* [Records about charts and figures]
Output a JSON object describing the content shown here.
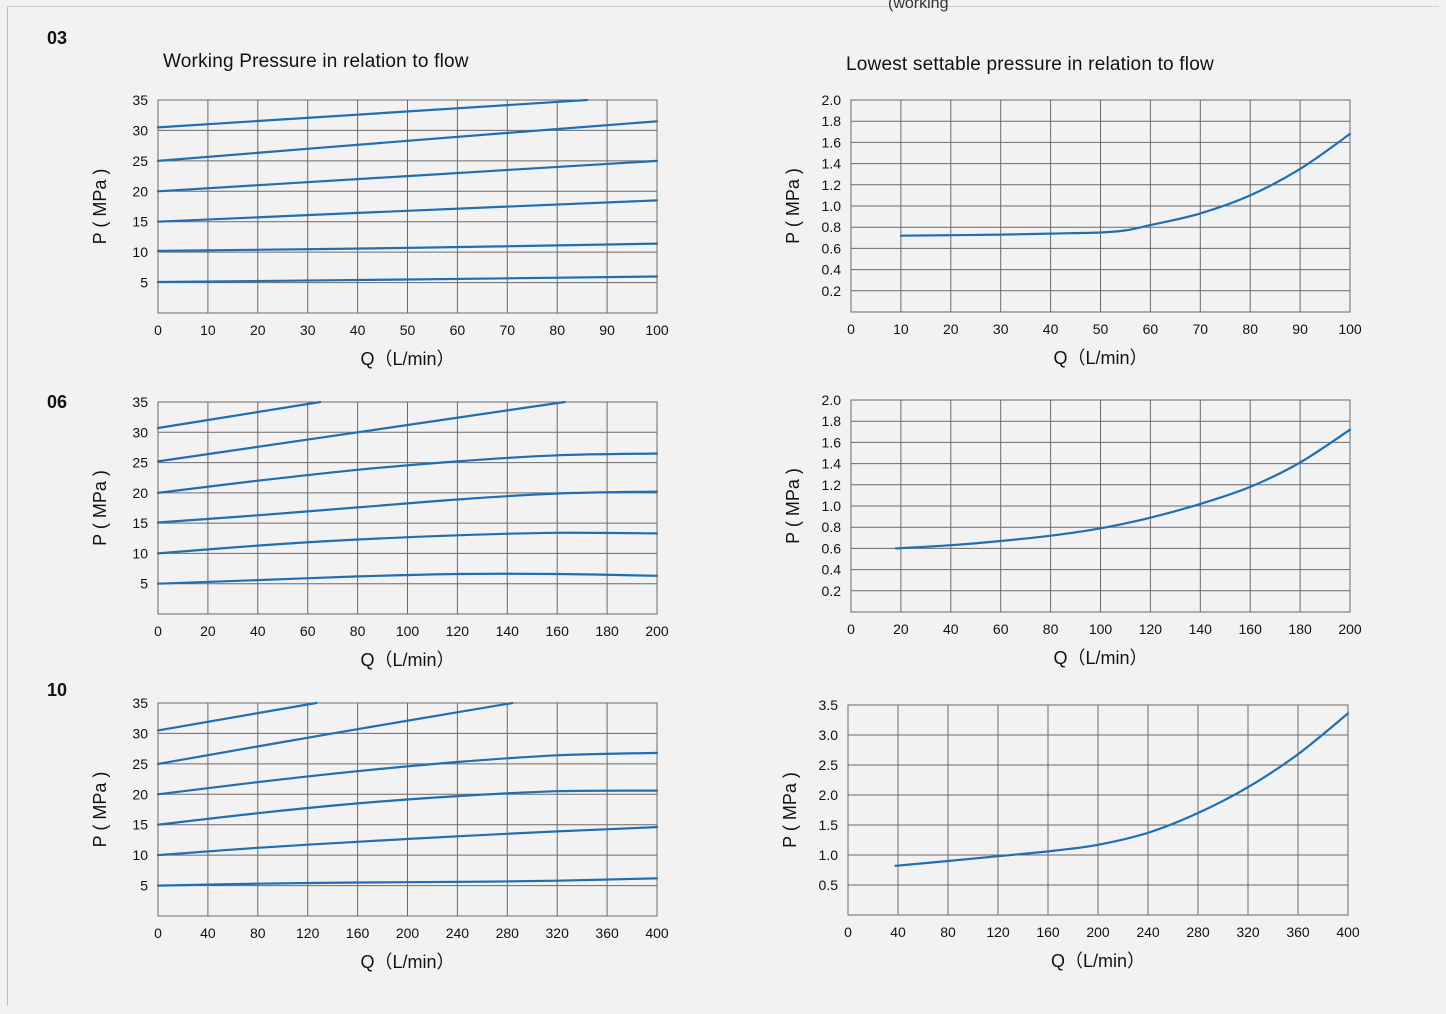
{
  "top_note": "(working",
  "sections": [
    {
      "label": "03"
    },
    {
      "label": "06"
    },
    {
      "label": "10"
    }
  ],
  "column_titles": {
    "left": "Working Pressure in relation to flow",
    "right": "Lowest  settable pressure in relation to flow"
  },
  "colors": {
    "line": "#1f6fb2",
    "grid": "#6a6a6a",
    "plot_bg": "#f2f2f2"
  },
  "chart_data": [
    {
      "id": "c03L",
      "type": "line",
      "title": "Working Pressure in relation to flow",
      "xlabel": "Q（L/min）",
      "ylabel": "P ( MPa )",
      "xlim": [
        0,
        100
      ],
      "ylim": [
        0,
        35
      ],
      "xticks": [
        0,
        10,
        20,
        30,
        40,
        50,
        60,
        70,
        80,
        90,
        100
      ],
      "xtick_labels": [
        "0",
        "10",
        "20",
        "30",
        "40",
        "50",
        "60",
        "70",
        "80",
        "90",
        "100"
      ],
      "yticks": [
        5,
        10,
        15,
        20,
        25,
        30,
        35
      ],
      "ytick_labels": [
        "5",
        "10",
        "15",
        "20",
        "25",
        "30",
        "35"
      ],
      "grid": true,
      "series": [
        {
          "points": [
            [
              0,
              30.5
            ],
            [
              86,
              35
            ]
          ]
        },
        {
          "points": [
            [
              0,
              25
            ],
            [
              50,
              28.3
            ],
            [
              100,
              31.5
            ]
          ]
        },
        {
          "points": [
            [
              0,
              20
            ],
            [
              50,
              22.5
            ],
            [
              100,
              25
            ]
          ]
        },
        {
          "points": [
            [
              0,
              15
            ],
            [
              50,
              16.8
            ],
            [
              100,
              18.5
            ]
          ]
        },
        {
          "points": [
            [
              0,
              10.2
            ],
            [
              50,
              10.7
            ],
            [
              100,
              11.4
            ]
          ]
        },
        {
          "points": [
            [
              0,
              5.1
            ],
            [
              50,
              5.5
            ],
            [
              100,
              6
            ]
          ]
        }
      ]
    },
    {
      "id": "c03R",
      "type": "line",
      "title": "Lowest  settable pressure in relation to flow",
      "xlabel": "Q（L/min）",
      "ylabel": "P ( MPa )",
      "xlim": [
        0,
        100
      ],
      "ylim": [
        0,
        2.0
      ],
      "xticks": [
        0,
        10,
        20,
        30,
        40,
        50,
        60,
        70,
        80,
        90,
        100
      ],
      "xtick_labels": [
        "0",
        "10",
        "20",
        "30",
        "40",
        "50",
        "60",
        "70",
        "80",
        "90",
        "100"
      ],
      "yticks": [
        0.2,
        0.4,
        0.6,
        0.8,
        1.0,
        1.2,
        1.4,
        1.6,
        1.8,
        2.0
      ],
      "ytick_labels": [
        "0.2",
        "0.4",
        "0.6",
        "0.8",
        "1.0",
        "1.2",
        "1.4",
        "1.6",
        "1.8",
        "2.0"
      ],
      "grid": true,
      "series": [
        {
          "points": [
            [
              10,
              0.72
            ],
            [
              20,
              0.725
            ],
            [
              30,
              0.73
            ],
            [
              40,
              0.74
            ],
            [
              50,
              0.75
            ],
            [
              55,
              0.77
            ],
            [
              60,
              0.82
            ],
            [
              70,
              0.93
            ],
            [
              80,
              1.1
            ],
            [
              90,
              1.35
            ],
            [
              100,
              1.68
            ]
          ]
        }
      ]
    },
    {
      "id": "c06L",
      "type": "line",
      "title": "",
      "xlabel": "Q（L/min）",
      "ylabel": "P ( MPa )",
      "xlim": [
        0,
        200
      ],
      "ylim": [
        0,
        35
      ],
      "xticks": [
        0,
        20,
        40,
        60,
        80,
        100,
        120,
        140,
        160,
        180,
        200
      ],
      "xtick_labels": [
        "0",
        "20",
        "40",
        "60",
        "80",
        "100",
        "120",
        "140",
        "160",
        "180",
        "200"
      ],
      "yticks": [
        5,
        10,
        15,
        20,
        25,
        30,
        35
      ],
      "ytick_labels": [
        "5",
        "10",
        "15",
        "20",
        "25",
        "30",
        "35"
      ],
      "grid": true,
      "series": [
        {
          "points": [
            [
              0,
              30.7
            ],
            [
              65,
              35
            ]
          ]
        },
        {
          "points": [
            [
              0,
              25.2
            ],
            [
              80,
              30
            ],
            [
              163,
              35
            ]
          ]
        },
        {
          "points": [
            [
              0,
              20
            ],
            [
              40,
              22
            ],
            [
              80,
              23.8
            ],
            [
              120,
              25.2
            ],
            [
              160,
              26.2
            ],
            [
              200,
              26.5
            ]
          ]
        },
        {
          "points": [
            [
              0,
              15.1
            ],
            [
              40,
              16.3
            ],
            [
              80,
              17.6
            ],
            [
              120,
              18.9
            ],
            [
              160,
              19.9
            ],
            [
              200,
              20.2
            ]
          ]
        },
        {
          "points": [
            [
              0,
              10
            ],
            [
              40,
              11.3
            ],
            [
              80,
              12.3
            ],
            [
              120,
              13
            ],
            [
              160,
              13.4
            ],
            [
              200,
              13.3
            ]
          ]
        },
        {
          "points": [
            [
              0,
              5
            ],
            [
              40,
              5.6
            ],
            [
              80,
              6.2
            ],
            [
              120,
              6.6
            ],
            [
              160,
              6.6
            ],
            [
              200,
              6.3
            ]
          ]
        }
      ]
    },
    {
      "id": "c06R",
      "type": "line",
      "title": "",
      "xlabel": "Q（L/min）",
      "ylabel": "P ( MPa )",
      "xlim": [
        0,
        200
      ],
      "ylim": [
        0,
        2.0
      ],
      "xticks": [
        0,
        20,
        40,
        60,
        80,
        100,
        120,
        140,
        160,
        180,
        200
      ],
      "xtick_labels": [
        "0",
        "20",
        "40",
        "60",
        "80",
        "100",
        "120",
        "140",
        "160",
        "180",
        "200"
      ],
      "yticks": [
        0.2,
        0.4,
        0.6,
        0.8,
        1.0,
        1.2,
        1.4,
        1.6,
        1.8,
        2.0
      ],
      "ytick_labels": [
        "0.2",
        "0.4",
        "0.6",
        "0.8",
        "1.0",
        "1.2",
        "1.4",
        "1.6",
        "1.8",
        "2.0"
      ],
      "grid": true,
      "series": [
        {
          "points": [
            [
              18,
              0.6
            ],
            [
              40,
              0.63
            ],
            [
              60,
              0.67
            ],
            [
              80,
              0.72
            ],
            [
              100,
              0.79
            ],
            [
              120,
              0.89
            ],
            [
              140,
              1.02
            ],
            [
              160,
              1.18
            ],
            [
              180,
              1.41
            ],
            [
              200,
              1.72
            ]
          ]
        }
      ]
    },
    {
      "id": "c10L",
      "type": "line",
      "title": "",
      "xlabel": "Q（L/min）",
      "ylabel": "P ( MPa )",
      "xlim": [
        0,
        400
      ],
      "ylim": [
        0,
        35
      ],
      "xticks": [
        0,
        40,
        80,
        120,
        160,
        200,
        240,
        280,
        320,
        360,
        400
      ],
      "xtick_labels": [
        "0",
        "40",
        "80",
        "120",
        "160",
        "200",
        "240",
        "280",
        "320",
        "360",
        "400"
      ],
      "yticks": [
        5,
        10,
        15,
        20,
        25,
        30,
        35
      ],
      "ytick_labels": [
        "5",
        "10",
        "15",
        "20",
        "25",
        "30",
        "35"
      ],
      "grid": true,
      "series": [
        {
          "points": [
            [
              0,
              30.5
            ],
            [
              127,
              35
            ]
          ]
        },
        {
          "points": [
            [
              0,
              25
            ],
            [
              140,
              30
            ],
            [
              284,
              35
            ]
          ]
        },
        {
          "points": [
            [
              0,
              20
            ],
            [
              80,
              22
            ],
            [
              160,
              23.8
            ],
            [
              240,
              25.3
            ],
            [
              320,
              26.4
            ],
            [
              400,
              26.8
            ]
          ]
        },
        {
          "points": [
            [
              0,
              15
            ],
            [
              80,
              16.9
            ],
            [
              160,
              18.5
            ],
            [
              240,
              19.7
            ],
            [
              320,
              20.5
            ],
            [
              400,
              20.6
            ]
          ]
        },
        {
          "points": [
            [
              0,
              10
            ],
            [
              80,
              11.2
            ],
            [
              160,
              12.2
            ],
            [
              240,
              13.1
            ],
            [
              320,
              13.9
            ],
            [
              400,
              14.6
            ]
          ]
        },
        {
          "points": [
            [
              0,
              5
            ],
            [
              80,
              5.3
            ],
            [
              160,
              5.5
            ],
            [
              240,
              5.6
            ],
            [
              320,
              5.8
            ],
            [
              400,
              6.2
            ]
          ]
        }
      ]
    },
    {
      "id": "c10R",
      "type": "line",
      "title": "",
      "xlabel": "Q（L/min）",
      "ylabel": "P ( MPa )",
      "xlim": [
        0,
        400
      ],
      "ylim": [
        0,
        3.5
      ],
      "xticks": [
        0,
        40,
        80,
        120,
        160,
        200,
        240,
        280,
        320,
        360,
        400
      ],
      "xtick_labels": [
        "0",
        "40",
        "80",
        "120",
        "160",
        "200",
        "240",
        "280",
        "320",
        "360",
        "400"
      ],
      "yticks": [
        0.5,
        1.0,
        1.5,
        2.0,
        2.5,
        3.0,
        3.5
      ],
      "ytick_labels": [
        "0.5",
        "1.0",
        "1.5",
        "2.0",
        "2.5",
        "3.0",
        "3.5"
      ],
      "grid": true,
      "series": [
        {
          "points": [
            [
              38,
              0.82
            ],
            [
              80,
              0.9
            ],
            [
              120,
              0.98
            ],
            [
              160,
              1.06
            ],
            [
              200,
              1.17
            ],
            [
              240,
              1.37
            ],
            [
              280,
              1.7
            ],
            [
              320,
              2.13
            ],
            [
              360,
              2.68
            ],
            [
              400,
              3.36
            ]
          ]
        }
      ]
    }
  ]
}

* [Work instructions]
Find every line that holds "settable" and copy it.

* [Response to the exercise]
    "right": "Lowest  settable pressure in relation to flow"
      "title": "Lowest  settable pressure in relation to flow",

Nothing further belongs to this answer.